*Tugas Latihan*.
1. Salin dengan persis bagian dari teks tentang perjalanan ke Pantai Kaliantan, dimulai dari kata-kata "Padahal… justru di" dan berhenti setelah "deburan ombak kecil.".
2. Tuliskan kembali dengan persis baris-baris catatan, mulai dari baris pertama catatan sampai baris yang memuat "x-tick-label: 2056 (925, 589, 961, 606)", termasuk kedua baris tersebut.

____ Penggalan Dokumen

Padahal… justru di tempat kayak Kaliantan, kita bisa berhenti.
Bukan berhenti secara fisik doang. Tapi mental juga ikutan tarik napas panjang.

Ada satu momen yang paling gue inget.
Gue jalan ke bibir pantai, dan ngeliat dua nelayan lagi dorong perahu. Gak ada suara motor, gak ada suara klakson. Yang ada cuma suara angin dan deburan ombak kecil.
Gue nanya pelan,
“Pak, kok sepi banget di sini ya?”
Dia jawab sambil senyum,
“Di sini bukan pantai untuk ramai-ramai, Mas. Di sini pantai untuk yang mau diam.”
Dan itu ngena banget.
Kadang kita butuh tempat bukan untuk bersenang-senang, tapi untuk ngerasain hening.
Bukan untuk nyari ramai, tapi untuk denger suara hati sendiri.
Gue balik ke mobil, dan untuk pertama kalinya dalam sekian lama, gue gak buru-buru. Gue gak buka HP. Gak update story. Gak ambil video. Gue cuma duduk. Dengarin lagu lama. Dan ngeliat langit.
Dan dari situ gue sadar…
Perjalanan ke Pantai Kaliantan bukan cuma perjalanan wisata. Tapi perjalanan untuk kembali ke dalam diri sendiri.
Kalau lo baca ini dan ngerasa hidup lo lagi bising,
Lagi capek sama tuntutan,
Lagi males ketemu banyak orang,
Gue saranin satu hal:
Naik mobil, dan pergi ke Kaliantan.
Gak usah mikir terlalu banyak.
Bawa diri lo aja.

________
____ Data yang Ditampilkan

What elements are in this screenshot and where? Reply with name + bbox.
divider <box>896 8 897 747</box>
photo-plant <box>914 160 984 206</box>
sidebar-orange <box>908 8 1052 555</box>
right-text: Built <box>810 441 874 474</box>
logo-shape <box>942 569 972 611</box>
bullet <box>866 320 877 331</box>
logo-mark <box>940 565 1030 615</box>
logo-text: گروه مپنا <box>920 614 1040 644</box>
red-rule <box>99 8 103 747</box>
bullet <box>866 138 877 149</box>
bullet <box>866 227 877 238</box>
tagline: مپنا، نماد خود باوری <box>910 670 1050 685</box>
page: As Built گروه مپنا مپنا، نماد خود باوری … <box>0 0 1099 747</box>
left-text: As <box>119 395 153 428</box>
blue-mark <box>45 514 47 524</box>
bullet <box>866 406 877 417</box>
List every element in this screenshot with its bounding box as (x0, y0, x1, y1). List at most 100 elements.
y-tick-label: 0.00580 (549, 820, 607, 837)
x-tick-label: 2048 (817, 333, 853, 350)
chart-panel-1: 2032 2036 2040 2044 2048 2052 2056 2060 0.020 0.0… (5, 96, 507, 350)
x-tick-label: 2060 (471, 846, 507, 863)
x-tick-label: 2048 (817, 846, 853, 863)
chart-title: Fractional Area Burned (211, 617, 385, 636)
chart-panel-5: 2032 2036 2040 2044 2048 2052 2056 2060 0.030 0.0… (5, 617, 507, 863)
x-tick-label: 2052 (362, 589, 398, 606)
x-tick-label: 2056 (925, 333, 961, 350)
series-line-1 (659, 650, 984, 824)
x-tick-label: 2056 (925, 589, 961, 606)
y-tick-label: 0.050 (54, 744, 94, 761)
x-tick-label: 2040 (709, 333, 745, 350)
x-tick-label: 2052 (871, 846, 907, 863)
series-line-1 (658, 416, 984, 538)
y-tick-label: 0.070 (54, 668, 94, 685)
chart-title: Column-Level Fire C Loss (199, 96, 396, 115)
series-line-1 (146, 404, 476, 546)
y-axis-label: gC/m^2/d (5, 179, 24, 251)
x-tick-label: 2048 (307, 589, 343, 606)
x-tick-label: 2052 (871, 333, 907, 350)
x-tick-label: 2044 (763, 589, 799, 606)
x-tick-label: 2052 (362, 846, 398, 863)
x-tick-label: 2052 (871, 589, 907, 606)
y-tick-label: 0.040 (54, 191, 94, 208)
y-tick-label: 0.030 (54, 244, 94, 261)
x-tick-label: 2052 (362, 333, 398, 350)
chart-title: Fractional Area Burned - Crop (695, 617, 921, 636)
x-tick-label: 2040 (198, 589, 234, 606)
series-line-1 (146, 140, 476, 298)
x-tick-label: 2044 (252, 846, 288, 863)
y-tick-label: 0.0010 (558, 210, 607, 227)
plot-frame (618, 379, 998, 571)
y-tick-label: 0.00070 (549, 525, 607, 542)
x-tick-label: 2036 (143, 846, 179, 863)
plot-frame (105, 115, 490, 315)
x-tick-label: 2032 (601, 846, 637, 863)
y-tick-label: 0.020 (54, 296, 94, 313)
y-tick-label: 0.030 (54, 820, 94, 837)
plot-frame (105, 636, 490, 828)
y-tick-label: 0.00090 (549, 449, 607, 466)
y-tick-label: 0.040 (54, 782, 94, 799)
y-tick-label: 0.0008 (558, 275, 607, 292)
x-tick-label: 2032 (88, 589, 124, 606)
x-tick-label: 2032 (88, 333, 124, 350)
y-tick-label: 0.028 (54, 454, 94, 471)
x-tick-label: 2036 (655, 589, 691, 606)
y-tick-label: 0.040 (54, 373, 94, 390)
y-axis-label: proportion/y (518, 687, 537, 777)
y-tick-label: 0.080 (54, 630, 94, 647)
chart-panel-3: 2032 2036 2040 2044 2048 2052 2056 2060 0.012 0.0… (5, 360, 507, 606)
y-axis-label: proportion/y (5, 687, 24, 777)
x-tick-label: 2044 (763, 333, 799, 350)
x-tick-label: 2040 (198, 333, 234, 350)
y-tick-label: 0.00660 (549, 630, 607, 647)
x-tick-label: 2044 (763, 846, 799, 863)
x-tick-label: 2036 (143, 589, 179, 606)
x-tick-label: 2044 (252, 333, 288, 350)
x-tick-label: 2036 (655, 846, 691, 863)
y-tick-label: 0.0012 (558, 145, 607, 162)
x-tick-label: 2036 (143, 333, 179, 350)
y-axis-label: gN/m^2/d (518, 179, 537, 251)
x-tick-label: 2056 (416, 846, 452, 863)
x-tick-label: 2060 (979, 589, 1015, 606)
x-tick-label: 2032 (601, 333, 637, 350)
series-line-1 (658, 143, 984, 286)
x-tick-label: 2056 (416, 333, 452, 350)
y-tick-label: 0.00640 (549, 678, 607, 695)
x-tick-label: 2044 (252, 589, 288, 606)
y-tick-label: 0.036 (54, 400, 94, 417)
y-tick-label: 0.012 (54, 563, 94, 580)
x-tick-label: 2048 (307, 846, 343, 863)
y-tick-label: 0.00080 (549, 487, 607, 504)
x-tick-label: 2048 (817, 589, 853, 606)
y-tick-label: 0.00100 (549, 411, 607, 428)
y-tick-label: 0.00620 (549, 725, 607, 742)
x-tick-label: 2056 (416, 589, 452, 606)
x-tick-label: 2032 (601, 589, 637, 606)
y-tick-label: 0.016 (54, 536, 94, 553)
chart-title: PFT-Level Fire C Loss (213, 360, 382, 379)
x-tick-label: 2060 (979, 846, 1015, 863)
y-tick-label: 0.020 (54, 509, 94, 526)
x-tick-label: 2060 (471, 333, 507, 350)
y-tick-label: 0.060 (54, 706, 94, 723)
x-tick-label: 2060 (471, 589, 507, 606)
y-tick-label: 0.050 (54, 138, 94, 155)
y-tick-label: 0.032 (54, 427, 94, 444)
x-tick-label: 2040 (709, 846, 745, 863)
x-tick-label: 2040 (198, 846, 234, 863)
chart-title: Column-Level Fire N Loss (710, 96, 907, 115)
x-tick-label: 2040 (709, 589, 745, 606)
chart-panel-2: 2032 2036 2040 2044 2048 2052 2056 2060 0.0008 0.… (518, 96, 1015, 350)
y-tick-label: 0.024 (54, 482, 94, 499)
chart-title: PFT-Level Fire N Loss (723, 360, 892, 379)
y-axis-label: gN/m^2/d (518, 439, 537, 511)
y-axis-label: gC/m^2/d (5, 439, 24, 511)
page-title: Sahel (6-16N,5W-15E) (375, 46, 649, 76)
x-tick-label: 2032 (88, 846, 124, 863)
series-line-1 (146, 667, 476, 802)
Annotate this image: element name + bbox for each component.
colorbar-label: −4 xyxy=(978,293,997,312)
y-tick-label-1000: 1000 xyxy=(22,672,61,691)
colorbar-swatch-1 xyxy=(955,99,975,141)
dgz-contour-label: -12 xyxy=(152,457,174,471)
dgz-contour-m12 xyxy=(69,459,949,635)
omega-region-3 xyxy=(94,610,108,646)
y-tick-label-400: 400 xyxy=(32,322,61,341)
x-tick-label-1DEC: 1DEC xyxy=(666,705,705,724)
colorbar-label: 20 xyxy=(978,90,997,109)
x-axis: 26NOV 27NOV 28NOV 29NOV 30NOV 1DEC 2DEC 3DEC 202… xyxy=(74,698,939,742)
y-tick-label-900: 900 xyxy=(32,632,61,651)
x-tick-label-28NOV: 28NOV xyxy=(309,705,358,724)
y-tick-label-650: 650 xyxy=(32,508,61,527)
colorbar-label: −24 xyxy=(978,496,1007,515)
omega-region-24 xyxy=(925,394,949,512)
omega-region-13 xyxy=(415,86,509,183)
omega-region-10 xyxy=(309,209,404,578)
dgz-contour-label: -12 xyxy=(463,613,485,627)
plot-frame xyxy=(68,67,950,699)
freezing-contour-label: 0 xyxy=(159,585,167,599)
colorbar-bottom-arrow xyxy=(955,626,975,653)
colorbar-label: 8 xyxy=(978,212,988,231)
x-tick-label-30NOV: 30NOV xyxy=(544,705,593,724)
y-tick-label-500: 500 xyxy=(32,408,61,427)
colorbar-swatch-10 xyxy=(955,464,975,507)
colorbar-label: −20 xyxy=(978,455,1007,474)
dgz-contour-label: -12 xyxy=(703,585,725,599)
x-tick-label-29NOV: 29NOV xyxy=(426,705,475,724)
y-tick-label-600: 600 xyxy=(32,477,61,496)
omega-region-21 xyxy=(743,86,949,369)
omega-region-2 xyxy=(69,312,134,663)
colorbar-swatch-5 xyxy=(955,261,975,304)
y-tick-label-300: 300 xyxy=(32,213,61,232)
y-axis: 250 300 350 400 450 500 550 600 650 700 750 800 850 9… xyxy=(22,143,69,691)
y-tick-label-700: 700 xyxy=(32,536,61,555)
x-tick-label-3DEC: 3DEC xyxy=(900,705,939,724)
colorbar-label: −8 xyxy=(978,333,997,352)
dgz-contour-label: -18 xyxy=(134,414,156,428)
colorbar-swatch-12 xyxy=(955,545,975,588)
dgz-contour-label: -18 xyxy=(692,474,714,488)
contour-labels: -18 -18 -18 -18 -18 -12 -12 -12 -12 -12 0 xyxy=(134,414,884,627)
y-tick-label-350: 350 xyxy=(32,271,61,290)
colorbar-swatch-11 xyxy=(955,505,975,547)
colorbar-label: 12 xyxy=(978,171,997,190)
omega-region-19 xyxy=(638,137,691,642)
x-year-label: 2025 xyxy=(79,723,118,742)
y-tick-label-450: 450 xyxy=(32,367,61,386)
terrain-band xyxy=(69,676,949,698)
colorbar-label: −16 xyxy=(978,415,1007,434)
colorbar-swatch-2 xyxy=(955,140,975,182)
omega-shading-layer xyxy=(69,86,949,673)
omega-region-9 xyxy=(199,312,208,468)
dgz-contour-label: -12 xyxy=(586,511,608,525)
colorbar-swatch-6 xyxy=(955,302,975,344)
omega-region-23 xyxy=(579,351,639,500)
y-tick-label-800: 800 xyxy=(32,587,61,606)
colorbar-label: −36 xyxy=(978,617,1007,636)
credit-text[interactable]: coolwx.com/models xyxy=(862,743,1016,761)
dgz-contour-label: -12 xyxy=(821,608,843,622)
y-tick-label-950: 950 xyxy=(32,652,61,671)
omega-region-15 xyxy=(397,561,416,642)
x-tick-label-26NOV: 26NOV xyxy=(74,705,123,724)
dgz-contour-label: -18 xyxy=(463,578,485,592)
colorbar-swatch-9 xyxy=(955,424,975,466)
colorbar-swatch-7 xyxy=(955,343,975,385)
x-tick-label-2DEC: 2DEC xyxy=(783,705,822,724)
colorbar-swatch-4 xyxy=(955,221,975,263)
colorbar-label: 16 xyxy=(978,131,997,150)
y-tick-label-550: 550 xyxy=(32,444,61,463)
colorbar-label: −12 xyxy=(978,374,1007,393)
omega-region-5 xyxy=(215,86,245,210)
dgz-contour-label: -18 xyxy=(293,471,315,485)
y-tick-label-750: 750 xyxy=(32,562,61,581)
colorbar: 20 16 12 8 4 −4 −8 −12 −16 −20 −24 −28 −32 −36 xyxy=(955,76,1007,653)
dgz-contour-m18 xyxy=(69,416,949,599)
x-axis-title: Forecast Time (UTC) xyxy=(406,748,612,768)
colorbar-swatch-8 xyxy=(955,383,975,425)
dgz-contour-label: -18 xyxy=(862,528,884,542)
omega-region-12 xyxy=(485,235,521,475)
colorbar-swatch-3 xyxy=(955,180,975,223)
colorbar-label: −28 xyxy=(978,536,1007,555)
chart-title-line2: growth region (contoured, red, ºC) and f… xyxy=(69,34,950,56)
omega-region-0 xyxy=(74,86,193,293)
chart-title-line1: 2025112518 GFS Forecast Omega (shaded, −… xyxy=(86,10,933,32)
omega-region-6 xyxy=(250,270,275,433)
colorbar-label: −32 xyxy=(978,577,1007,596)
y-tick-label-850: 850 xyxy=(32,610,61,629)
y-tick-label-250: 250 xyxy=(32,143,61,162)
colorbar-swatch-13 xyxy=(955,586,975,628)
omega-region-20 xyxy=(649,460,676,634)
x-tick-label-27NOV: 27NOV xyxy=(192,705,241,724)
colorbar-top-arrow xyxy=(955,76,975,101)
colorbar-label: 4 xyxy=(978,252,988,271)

________

*Jawaban Latihan*.
1.
Padahal… justru di tempat kayak Kaliantan, kita bisa berhenti.
Bukan berhenti secara fisik doang. Tapi mental juga ikutan tarik napas panjang.

Ada satu momen yang paling gue inget.
Gue jalan ke bibir pantai, dan ngeliat dua nelayan lagi dorong perahu. Gak ada suara motor, gak ada suara klakson. Yang ada cuma suara angin dan deburan ombak kecil.

2.
What elements are in this screenshot and where? Reply with name + bbox.
divider <box>896 8 897 747</box>
photo-plant <box>914 160 984 206</box>
sidebar-orange <box>908 8 1052 555</box>
right-text: Built <box>810 441 874 474</box>
logo-shape <box>942 569 972 611</box>
bullet <box>866 320 877 331</box>
logo-mark <box>940 565 1030 615</box>
logo-text: گروه مپنا <box>920 614 1040 644</box>
red-rule <box>99 8 103 747</box>
bullet <box>866 138 877 149</box>
bullet <box>866 227 877 238</box>
tagline: مپنا، نماد خود باوری <box>910 670 1050 685</box>
page: As Built گروه مپنا مپنا، نماد خود باوری … <box>0 0 1099 747</box>
left-text: As <box>119 395 153 428</box>
blue-mark <box>45 514 47 524</box>
bullet <box>866 406 877 417</box>
List every element in this screenshot with its bounding box as (x0, y0, x1, y1). List at most 100 elements.
y-tick-label: 0.00580 (549, 820, 607, 837)
x-tick-label: 2048 (817, 333, 853, 350)
chart-panel-1: 2032 2036 2040 2044 2048 2052 2056 2060 0.020 0.0… (5, 96, 507, 350)
x-tick-label: 2060 (471, 846, 507, 863)
x-tick-label: 2048 (817, 846, 853, 863)
chart-title: Fractional Area Burned (211, 617, 385, 636)
chart-panel-5: 2032 2036 2040 2044 2048 2052 2056 2060 0.030 0.0… (5, 617, 507, 863)
x-tick-label: 2052 (362, 589, 398, 606)
x-tick-label: 2056 (925, 333, 961, 350)
series-line-1 (659, 650, 984, 824)
x-tick-label: 2056 (925, 589, 961, 606)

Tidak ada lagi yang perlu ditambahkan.